RECORDED DATA ▸
>>>>>

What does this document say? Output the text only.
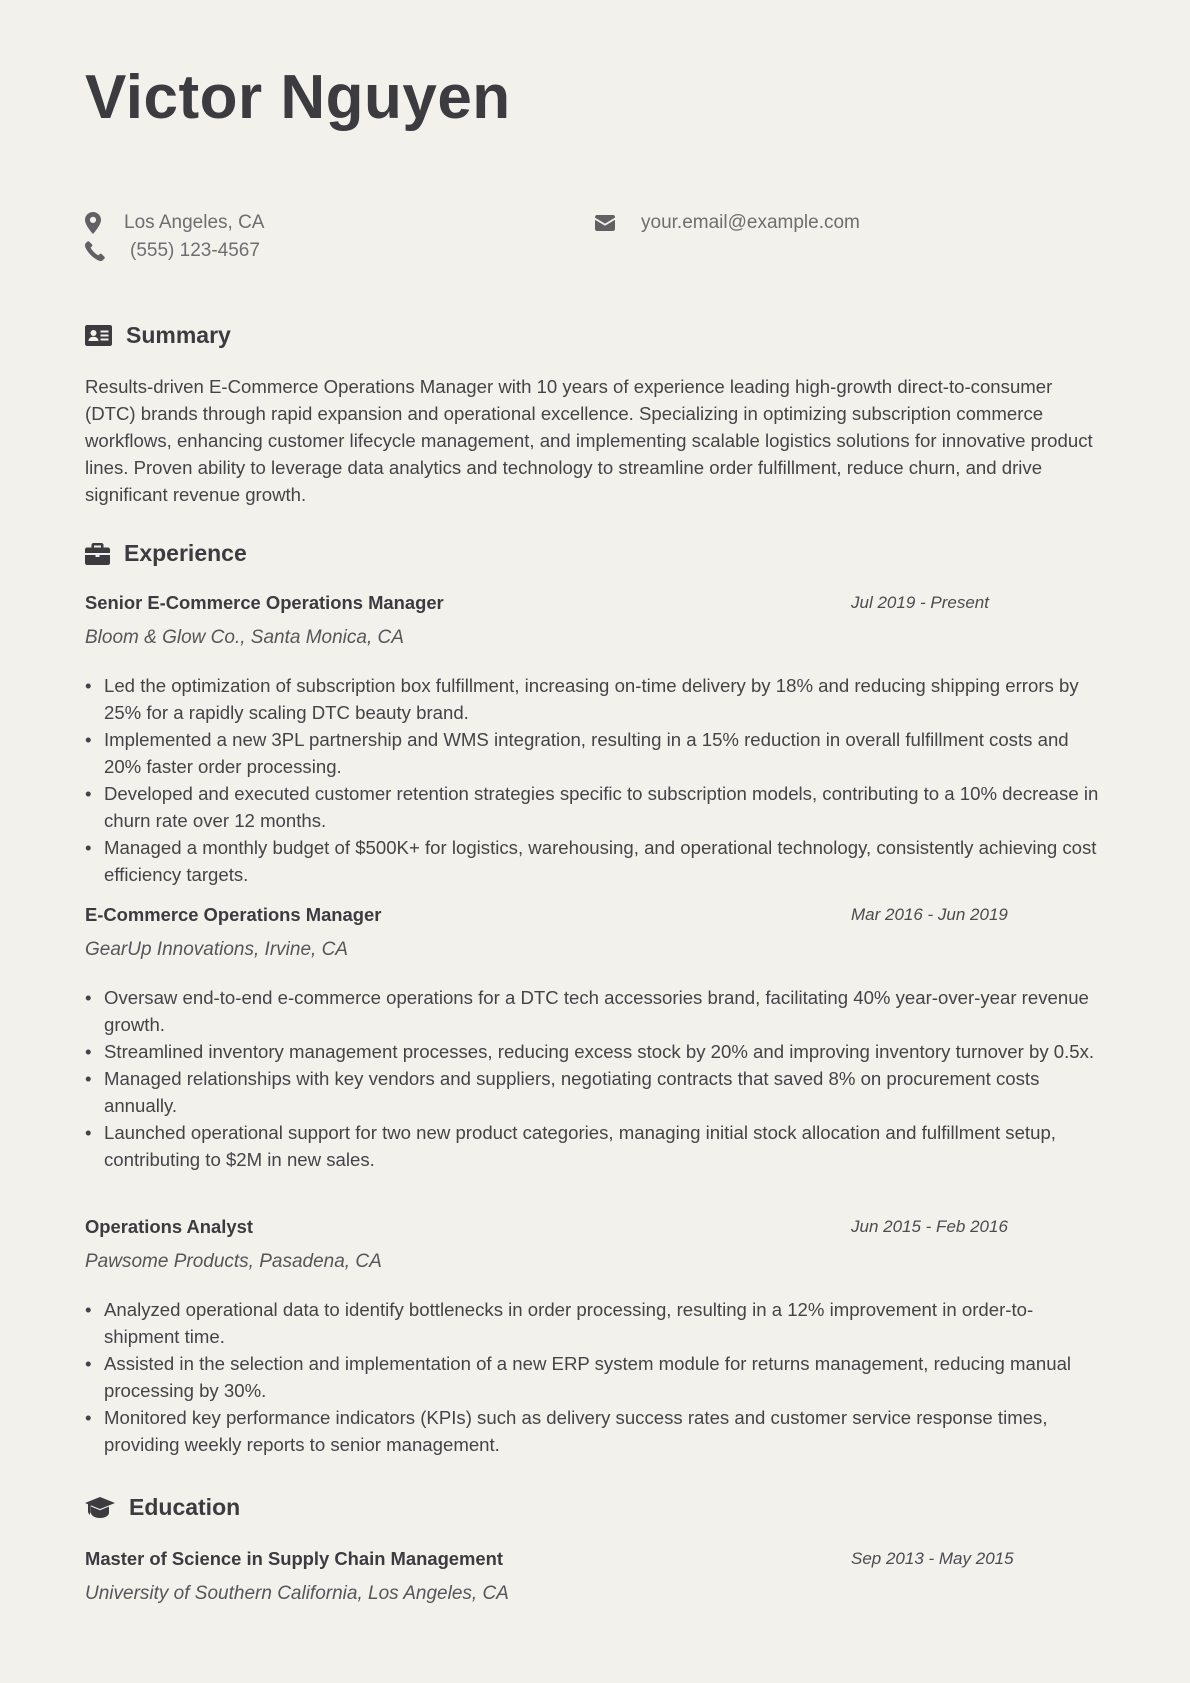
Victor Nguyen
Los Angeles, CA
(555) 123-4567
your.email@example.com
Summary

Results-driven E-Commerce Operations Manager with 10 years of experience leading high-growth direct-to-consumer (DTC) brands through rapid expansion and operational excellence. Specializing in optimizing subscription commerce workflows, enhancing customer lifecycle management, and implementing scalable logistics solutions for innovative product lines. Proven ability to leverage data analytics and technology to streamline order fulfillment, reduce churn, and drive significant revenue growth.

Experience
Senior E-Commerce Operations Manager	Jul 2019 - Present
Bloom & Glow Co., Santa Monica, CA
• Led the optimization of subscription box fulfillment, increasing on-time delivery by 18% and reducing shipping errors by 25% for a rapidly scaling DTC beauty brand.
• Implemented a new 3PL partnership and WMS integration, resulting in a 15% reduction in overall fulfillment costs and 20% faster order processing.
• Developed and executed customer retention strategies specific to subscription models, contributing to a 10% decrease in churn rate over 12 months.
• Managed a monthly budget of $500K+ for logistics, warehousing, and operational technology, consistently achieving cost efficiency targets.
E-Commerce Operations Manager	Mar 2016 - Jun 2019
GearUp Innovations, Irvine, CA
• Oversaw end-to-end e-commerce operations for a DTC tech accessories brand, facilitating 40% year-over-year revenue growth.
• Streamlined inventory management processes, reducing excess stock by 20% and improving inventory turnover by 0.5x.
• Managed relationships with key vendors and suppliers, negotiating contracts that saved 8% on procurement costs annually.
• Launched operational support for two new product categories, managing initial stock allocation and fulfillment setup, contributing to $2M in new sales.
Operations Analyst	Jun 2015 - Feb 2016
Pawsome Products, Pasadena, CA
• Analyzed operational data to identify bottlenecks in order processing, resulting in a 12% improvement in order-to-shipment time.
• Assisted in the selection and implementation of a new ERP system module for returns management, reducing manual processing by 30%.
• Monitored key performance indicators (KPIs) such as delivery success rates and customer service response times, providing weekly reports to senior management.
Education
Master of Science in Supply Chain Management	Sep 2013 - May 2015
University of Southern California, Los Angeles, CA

<<<<<

WHAT TO PRODUCE ▸ Repeat the records above exactly, leaving out the pictures.

ANSWER BELOW ▸
What does this document say? Output the text only.
Victor Nguyen
Los Angeles, CA
(555) 123-4567
your.email@example.com
Summary

Results-driven E-Commerce Operations Manager with 10 years of experience leading high-growth direct-to-consumer (DTC) brands through rapid expansion and operational excellence. Specializing in optimizing subscription commerce workflows, enhancing customer lifecycle management, and implementing scalable logistics solutions for innovative product lines. Proven ability to leverage data analytics and technology to streamline order fulfillment, reduce churn, and drive significant revenue growth.

Experience
Senior E-Commerce Operations Manager	Jul 2019 - Present
Bloom & Glow Co., Santa Monica, CA
• Led the optimization of subscription box fulfillment, increasing on-time delivery by 18% and reducing shipping errors by 25% for a rapidly scaling DTC beauty brand.
• Implemented a new 3PL partnership and WMS integration, resulting in a 15% reduction in overall fulfillment costs and 20% faster order processing.
• Developed and executed customer retention strategies specific to subscription models, contributing to a 10% decrease in churn rate over 12 months.
• Managed a monthly budget of $500K+ for logistics, warehousing, and operational technology, consistently achieving cost efficiency targets.
E-Commerce Operations Manager	Mar 2016 - Jun 2019
GearUp Innovations, Irvine, CA
• Oversaw end-to-end e-commerce operations for a DTC tech accessories brand, facilitating 40% year-over-year revenue growth.
• Streamlined inventory management processes, reducing excess stock by 20% and improving inventory turnover by 0.5x.
• Managed relationships with key vendors and suppliers, negotiating contracts that saved 8% on procurement costs annually.
• Launched operational support for two new product categories, managing initial stock allocation and fulfillment setup, contributing to $2M in new sales.
Operations Analyst	Jun 2015 - Feb 2016
Pawsome Products, Pasadena, CA
• Analyzed operational data to identify bottlenecks in order processing, resulting in a 12% improvement in order-to-shipment time.
• Assisted in the selection and implementation of a new ERP system module for returns management, reducing manual processing by 30%.
• Monitored key performance indicators (KPIs) such as delivery success rates and customer service response times, providing weekly reports to senior management.
Education
Master of Science in Supply Chain Management	Sep 2013 - May 2015
University of Southern California, Los Angeles, CA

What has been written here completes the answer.